── EXCERPTED DATA

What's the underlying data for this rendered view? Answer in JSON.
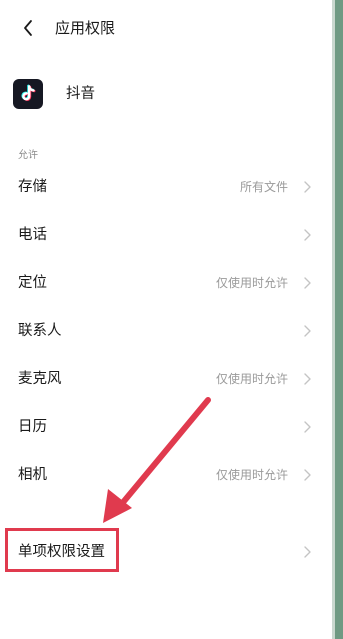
{
  "header": {
    "title": "应用权限"
  },
  "app": {
    "name": "抖音"
  },
  "section": {
    "label": "允许"
  },
  "permissions": [
    {
      "name": "存储",
      "status": "所有文件"
    },
    {
      "name": "电话",
      "status": ""
    },
    {
      "name": "定位",
      "status": "仅使用时允许"
    },
    {
      "name": "联系人",
      "status": ""
    },
    {
      "name": "麦克风",
      "status": "仅使用时允许"
    },
    {
      "name": "日历",
      "status": ""
    },
    {
      "name": "相机",
      "status": "仅使用时允许"
    }
  ],
  "single_permission": {
    "label": "单项权限设置"
  },
  "colors": {
    "annotation_red": "#e03a4e",
    "edge_green": "#6f9a83",
    "app_icon_bg": "#161823"
  },
  "icons": {
    "back": "chevron-left-icon",
    "app": "tiktok-logo-icon",
    "row_arrow": "chevron-right-icon"
  }
}
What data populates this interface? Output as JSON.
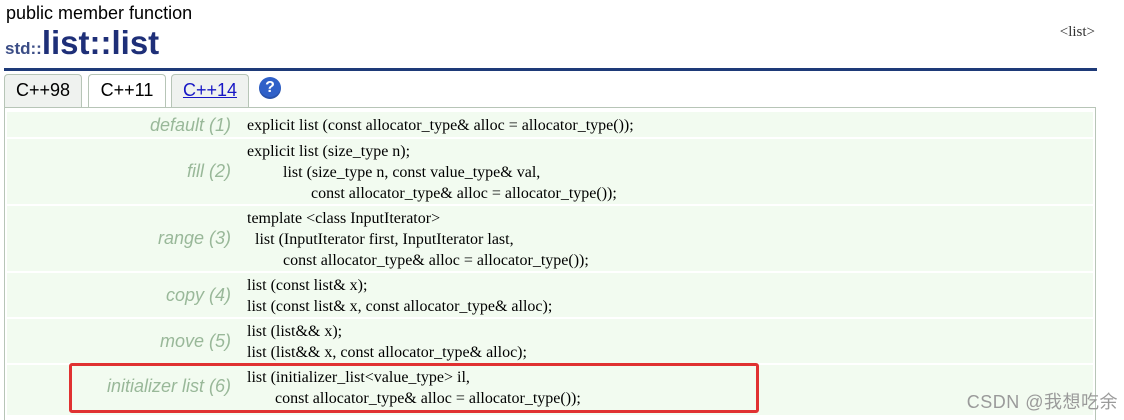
{
  "header": {
    "kind": "public member function",
    "namespace": "std::",
    "name": "list::list",
    "header_ref": "<list>"
  },
  "tabs": [
    {
      "label": "C++98",
      "state": "inactive"
    },
    {
      "label": "C++11",
      "state": "active"
    },
    {
      "label": "C++14",
      "state": "link"
    }
  ],
  "help_icon": "?",
  "signatures": [
    {
      "label": "default (1)",
      "code": "explicit list (const allocator_type& alloc = allocator_type());"
    },
    {
      "label": "fill (2)",
      "code": "explicit list (size_type n);\n         list (size_type n, const value_type& val,\n                const allocator_type& alloc = allocator_type());"
    },
    {
      "label": "range (3)",
      "code": "template <class InputIterator>\n  list (InputIterator first, InputIterator last,\n         const allocator_type& alloc = allocator_type());"
    },
    {
      "label": "copy (4)",
      "code": "list (const list& x);\nlist (const list& x, const allocator_type& alloc);"
    },
    {
      "label": "move (5)",
      "code": "list (list&& x);\nlist (list&& x, const allocator_type& alloc);"
    },
    {
      "label": "initializer list (6)",
      "code": "list (initializer_list<value_type> il,\n       const allocator_type& alloc = allocator_type());"
    }
  ],
  "watermark": "CSDN @我想吃余",
  "colors": {
    "title": "#1e2f78",
    "rule": "#1e3a78",
    "row_bg": "#f2fbf0",
    "label": "#99b899",
    "highlight": "#e03131",
    "tab_link": "#1717c5"
  }
}
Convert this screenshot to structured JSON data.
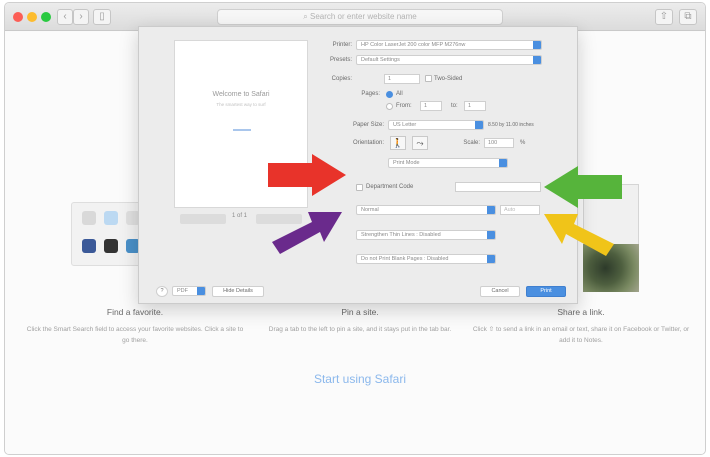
{
  "browser": {
    "address_placeholder": "Search or enter website name",
    "nav_back": "‹",
    "nav_forward": "›",
    "sidebar_glyph": "▯"
  },
  "new_tab": {
    "features": [
      {
        "title": "Find a favorite.",
        "text": "Click the Smart Search field to access your favorite websites. Click a site to go there."
      },
      {
        "title": "Pin a site.",
        "text": "Drag a tab to the left to pin a site, and it stays put in the tab bar."
      },
      {
        "title": "Share a link.",
        "text": "Click ⇧ to send a link in an email or text, share it on Facebook or Twitter, or add it to Notes."
      }
    ],
    "start_link": "Start using Safari"
  },
  "print_dialog": {
    "preview": {
      "title": "Welcome to Safari",
      "subtitle": "The smartest way to surf"
    },
    "page_count": "1 of 1",
    "printer": {
      "label": "Printer:",
      "value": "HP Color LaserJet 200 color MFP M276nw"
    },
    "presets": {
      "label": "Presets:",
      "value": "Default Settings"
    },
    "copies": {
      "label": "Copies:",
      "value": "1",
      "two_sided": "Two-Sided"
    },
    "pages": {
      "label": "Pages:",
      "all": "All",
      "from_label": "From:",
      "from_value": "1",
      "to_label": "to:",
      "to_value": "1"
    },
    "paper_size": {
      "label": "Paper Size:",
      "value": "US Letter",
      "dims": "8.50 by 11.00 inches"
    },
    "orientation": {
      "label": "Orientation:",
      "portrait_glyph": "🚶",
      "landscape_glyph": "⤳"
    },
    "scale": {
      "label": "Scale:",
      "value": "100",
      "unit": "%"
    },
    "section_popup": "Print Mode",
    "department_code": {
      "label": "Department Code"
    },
    "mode_popup": "Normal",
    "mode_right_field": "Auto",
    "thin_lines_popup": "Strengthen Thin Lines : Disabled",
    "blank_pages_popup": "Do not Print Blank Pages : Disabled",
    "help": "?",
    "pdf_button": "PDF",
    "hide_details": "Hide Details",
    "cancel": "Cancel",
    "print": "Print"
  },
  "colors": {
    "accent": "#4a8fe0",
    "arrow_red": "#e8332a",
    "arrow_green": "#56b43b",
    "arrow_purple": "#6a2a8c",
    "arrow_yellow": "#f0c419"
  }
}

────

■ EXERCISE DIRECTIONS
Omit every picture while copying the listing above exactly.

■ WRITTEN RESPONSE
What's the underlying data for this rendered view? Answer in JSON.
{
  "header": {
    "title": "应用权限"
  },
  "app": {
    "name": "抖音"
  },
  "section": {
    "label": "允许"
  },
  "permissions": [
    {
      "name": "存储",
      "status": "所有文件"
    },
    {
      "name": "电话",
      "status": ""
    },
    {
      "name": "定位",
      "status": "仅使用时允许"
    },
    {
      "name": "联系人",
      "status": ""
    },
    {
      "name": "麦克风",
      "status": "仅使用时允许"
    },
    {
      "name": "日历",
      "status": ""
    },
    {
      "name": "相机",
      "status": "仅使用时允许"
    }
  ],
  "single_permission": {
    "label": "单项权限设置"
  },
  "colors": {
    "annotation_red": "#e03a4e",
    "edge_green": "#6f9a83",
    "app_icon_bg": "#161823"
  },
  "icons": {
    "back": "chevron-left-icon",
    "app": "tiktok-logo-icon",
    "row_arrow": "chevron-right-icon"
  }
}
What data populates this interface? Output as JSON.
{
  "header": {
    "kind": "public member function",
    "namespace": "std::",
    "name": "list::list",
    "header_ref": "<list>"
  },
  "tabs": [
    {
      "label": "C++98",
      "state": "inactive"
    },
    {
      "label": "C++11",
      "state": "active"
    },
    {
      "label": "C++14",
      "state": "link"
    }
  ],
  "help_icon": "?",
  "signatures": [
    {
      "label": "default (1)",
      "code": "explicit list (const allocator_type& alloc = allocator_type());"
    },
    {
      "label": "fill (2)",
      "code": "explicit list (size_type n);\n         list (size_type n, const value_type& val,\n                const allocator_type& alloc = allocator_type());"
    },
    {
      "label": "range (3)",
      "code": "template <class InputIterator>\n  list (InputIterator first, InputIterator last,\n         const allocator_type& alloc = allocator_type());"
    },
    {
      "label": "copy (4)",
      "code": "list (const list& x);\nlist (const list& x, const allocator_type& alloc);"
    },
    {
      "label": "move (5)",
      "code": "list (list&& x);\nlist (list&& x, const allocator_type& alloc);"
    },
    {
      "label": "initializer list (6)",
      "code": "list (initializer_list<value_type> il,\n       const allocator_type& alloc = allocator_type());"
    }
  ],
  "watermark": "CSDN @我想吃余",
  "colors": {
    "title": "#1e2f78",
    "rule": "#1e3a78",
    "row_bg": "#f2fbf0",
    "label": "#99b899",
    "highlight": "#e03131",
    "tab_link": "#1717c5"
  }
}
Convert this screenshot to structured JSON data.
{
  "browser": {
    "address_placeholder": "Search or enter website name",
    "nav_back": "‹",
    "nav_forward": "›",
    "sidebar_glyph": "▯"
  },
  "new_tab": {
    "features": [
      {
        "title": "Find a favorite.",
        "text": "Click the Smart Search field to access your favorite websites. Click a site to go there."
      },
      {
        "title": "Pin a site.",
        "text": "Drag a tab to the left to pin a site, and it stays put in the tab bar."
      },
      {
        "title": "Share a link.",
        "text": "Click ⇧ to send a link in an email or text, share it on Facebook or Twitter, or add it to Notes."
      }
    ],
    "start_link": "Start using Safari"
  },
  "print_dialog": {
    "preview": {
      "title": "Welcome to Safari",
      "subtitle": "The smartest way to surf"
    },
    "page_count": "1 of 1",
    "printer": {
      "label": "Printer:",
      "value": "HP Color LaserJet 200 color MFP M276nw"
    },
    "presets": {
      "label": "Presets:",
      "value": "Default Settings"
    },
    "copies": {
      "label": "Copies:",
      "value": "1",
      "two_sided": "Two-Sided"
    },
    "pages": {
      "label": "Pages:",
      "all": "All",
      "from_label": "From:",
      "from_value": "1",
      "to_label": "to:",
      "to_value": "1"
    },
    "paper_size": {
      "label": "Paper Size:",
      "value": "US Letter",
      "dims": "8.50 by 11.00 inches"
    },
    "orientation": {
      "label": "Orientation:",
      "portrait_glyph": "🚶",
      "landscape_glyph": "⤳"
    },
    "scale": {
      "label": "Scale:",
      "value": "100",
      "unit": "%"
    },
    "section_popup": "Print Mode",
    "department_code": {
      "label": "Department Code"
    },
    "mode_popup": "Normal",
    "mode_right_field": "Auto",
    "thin_lines_popup": "Strengthen Thin Lines : Disabled",
    "blank_pages_popup": "Do not Print Blank Pages : Disabled",
    "help": "?",
    "pdf_button": "PDF",
    "hide_details": "Hide Details",
    "cancel": "Cancel",
    "print": "Print"
  },
  "colors": {
    "accent": "#4a8fe0",
    "arrow_red": "#e8332a",
    "arrow_green": "#56b43b",
    "arrow_purple": "#6a2a8c",
    "arrow_yellow": "#f0c419"
  }
}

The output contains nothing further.